• **EXERCISE BRIEF**:
Scan the entries and tally the lines that include the string "Szczegółowych". Reply with the figure alone.

• **INPUT DATA**:
****************

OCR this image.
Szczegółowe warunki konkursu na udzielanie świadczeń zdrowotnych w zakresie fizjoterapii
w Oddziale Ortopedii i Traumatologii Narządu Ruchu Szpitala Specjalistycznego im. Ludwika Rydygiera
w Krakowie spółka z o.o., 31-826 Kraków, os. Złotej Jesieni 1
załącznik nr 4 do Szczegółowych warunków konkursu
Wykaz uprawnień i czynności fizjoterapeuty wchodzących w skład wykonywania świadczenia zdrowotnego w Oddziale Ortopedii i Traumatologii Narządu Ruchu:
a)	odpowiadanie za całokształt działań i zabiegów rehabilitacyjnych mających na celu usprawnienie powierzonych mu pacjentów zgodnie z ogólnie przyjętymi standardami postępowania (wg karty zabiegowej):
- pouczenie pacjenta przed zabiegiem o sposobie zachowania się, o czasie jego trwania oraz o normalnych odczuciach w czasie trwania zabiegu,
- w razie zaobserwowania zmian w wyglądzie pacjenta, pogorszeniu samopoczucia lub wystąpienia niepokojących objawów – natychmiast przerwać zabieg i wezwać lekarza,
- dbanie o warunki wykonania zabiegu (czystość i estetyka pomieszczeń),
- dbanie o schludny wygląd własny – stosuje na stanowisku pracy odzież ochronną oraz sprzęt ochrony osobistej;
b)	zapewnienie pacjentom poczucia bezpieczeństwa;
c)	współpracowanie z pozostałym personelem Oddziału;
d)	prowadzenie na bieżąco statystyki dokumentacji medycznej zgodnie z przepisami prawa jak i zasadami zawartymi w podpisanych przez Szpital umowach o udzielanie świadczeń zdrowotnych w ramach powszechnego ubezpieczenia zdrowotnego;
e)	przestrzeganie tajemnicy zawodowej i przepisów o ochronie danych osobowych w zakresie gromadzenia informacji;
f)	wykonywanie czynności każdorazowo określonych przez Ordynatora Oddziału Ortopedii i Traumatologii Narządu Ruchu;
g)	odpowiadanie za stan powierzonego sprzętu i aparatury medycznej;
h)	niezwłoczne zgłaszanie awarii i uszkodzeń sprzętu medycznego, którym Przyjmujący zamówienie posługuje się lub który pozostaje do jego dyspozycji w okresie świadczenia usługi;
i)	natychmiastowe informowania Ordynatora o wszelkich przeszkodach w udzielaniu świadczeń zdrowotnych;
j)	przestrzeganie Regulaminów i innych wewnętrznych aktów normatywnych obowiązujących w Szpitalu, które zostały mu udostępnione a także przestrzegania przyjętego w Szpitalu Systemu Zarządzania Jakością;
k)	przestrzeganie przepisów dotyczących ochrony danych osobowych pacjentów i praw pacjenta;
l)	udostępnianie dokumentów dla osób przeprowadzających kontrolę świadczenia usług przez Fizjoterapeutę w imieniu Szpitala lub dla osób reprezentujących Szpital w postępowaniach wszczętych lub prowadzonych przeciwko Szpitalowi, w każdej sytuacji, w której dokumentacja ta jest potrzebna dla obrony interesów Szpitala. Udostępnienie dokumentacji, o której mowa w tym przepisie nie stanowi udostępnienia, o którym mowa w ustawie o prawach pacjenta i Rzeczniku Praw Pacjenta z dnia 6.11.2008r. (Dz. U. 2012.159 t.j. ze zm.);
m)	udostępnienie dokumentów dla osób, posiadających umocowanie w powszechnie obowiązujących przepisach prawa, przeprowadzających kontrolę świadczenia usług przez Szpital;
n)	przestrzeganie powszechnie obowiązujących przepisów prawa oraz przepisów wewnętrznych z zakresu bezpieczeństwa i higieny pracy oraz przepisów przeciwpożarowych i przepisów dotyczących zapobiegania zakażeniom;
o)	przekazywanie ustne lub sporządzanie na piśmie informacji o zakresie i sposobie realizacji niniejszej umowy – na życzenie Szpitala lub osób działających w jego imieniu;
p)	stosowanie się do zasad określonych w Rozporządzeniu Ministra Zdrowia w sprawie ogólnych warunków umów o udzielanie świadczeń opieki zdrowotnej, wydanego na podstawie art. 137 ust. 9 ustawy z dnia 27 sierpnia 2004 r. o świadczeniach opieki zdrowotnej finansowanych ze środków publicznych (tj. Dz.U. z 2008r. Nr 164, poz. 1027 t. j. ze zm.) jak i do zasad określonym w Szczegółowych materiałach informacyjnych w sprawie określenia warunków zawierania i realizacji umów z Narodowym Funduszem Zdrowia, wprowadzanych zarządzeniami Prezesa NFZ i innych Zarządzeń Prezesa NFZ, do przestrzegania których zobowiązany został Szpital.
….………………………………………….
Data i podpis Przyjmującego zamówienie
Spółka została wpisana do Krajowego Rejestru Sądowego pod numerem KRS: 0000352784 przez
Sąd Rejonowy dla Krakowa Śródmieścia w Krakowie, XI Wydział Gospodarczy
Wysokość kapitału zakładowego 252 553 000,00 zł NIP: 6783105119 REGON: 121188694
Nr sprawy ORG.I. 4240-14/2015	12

****************

• **COMPLETED TASK**:
2